Task directions:
Give the count of lines containing the string "sabe", with no other output.

(Rows from a dataset)
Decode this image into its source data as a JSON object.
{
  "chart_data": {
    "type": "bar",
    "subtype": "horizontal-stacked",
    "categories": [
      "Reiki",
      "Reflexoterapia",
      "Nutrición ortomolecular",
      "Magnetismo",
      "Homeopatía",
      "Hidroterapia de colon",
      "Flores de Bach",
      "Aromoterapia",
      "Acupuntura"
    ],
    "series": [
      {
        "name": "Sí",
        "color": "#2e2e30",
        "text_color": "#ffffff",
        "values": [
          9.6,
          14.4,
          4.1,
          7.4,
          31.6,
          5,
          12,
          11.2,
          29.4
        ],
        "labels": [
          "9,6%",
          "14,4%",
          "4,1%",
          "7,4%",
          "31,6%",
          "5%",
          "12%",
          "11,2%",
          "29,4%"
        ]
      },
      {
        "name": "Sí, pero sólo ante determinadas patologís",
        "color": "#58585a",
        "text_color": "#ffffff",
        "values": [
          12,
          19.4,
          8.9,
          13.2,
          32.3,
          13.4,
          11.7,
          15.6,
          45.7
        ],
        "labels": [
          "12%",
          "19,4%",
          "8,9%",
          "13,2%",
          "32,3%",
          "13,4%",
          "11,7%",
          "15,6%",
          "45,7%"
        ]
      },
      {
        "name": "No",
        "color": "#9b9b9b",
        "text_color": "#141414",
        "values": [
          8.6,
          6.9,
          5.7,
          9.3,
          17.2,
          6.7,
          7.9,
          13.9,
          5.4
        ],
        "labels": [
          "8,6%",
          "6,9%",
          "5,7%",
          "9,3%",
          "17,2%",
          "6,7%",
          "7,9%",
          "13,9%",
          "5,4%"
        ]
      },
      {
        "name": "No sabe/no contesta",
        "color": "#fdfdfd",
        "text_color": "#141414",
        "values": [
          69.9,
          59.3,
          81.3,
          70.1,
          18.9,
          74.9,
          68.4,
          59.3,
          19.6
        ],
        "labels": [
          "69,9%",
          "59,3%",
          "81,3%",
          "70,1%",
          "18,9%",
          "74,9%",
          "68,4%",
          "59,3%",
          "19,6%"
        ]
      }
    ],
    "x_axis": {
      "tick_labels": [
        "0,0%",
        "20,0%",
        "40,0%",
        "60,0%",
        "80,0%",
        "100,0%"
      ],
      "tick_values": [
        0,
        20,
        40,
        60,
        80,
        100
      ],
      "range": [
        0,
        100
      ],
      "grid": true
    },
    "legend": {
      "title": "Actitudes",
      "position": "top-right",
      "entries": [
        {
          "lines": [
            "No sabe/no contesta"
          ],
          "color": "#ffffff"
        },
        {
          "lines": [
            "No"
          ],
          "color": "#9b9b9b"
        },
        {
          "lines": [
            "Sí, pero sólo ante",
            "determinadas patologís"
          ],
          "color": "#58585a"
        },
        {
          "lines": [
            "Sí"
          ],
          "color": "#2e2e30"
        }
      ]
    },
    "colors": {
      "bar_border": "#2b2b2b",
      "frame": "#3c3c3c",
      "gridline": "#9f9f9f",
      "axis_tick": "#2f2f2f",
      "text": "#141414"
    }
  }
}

Completed exercise:
2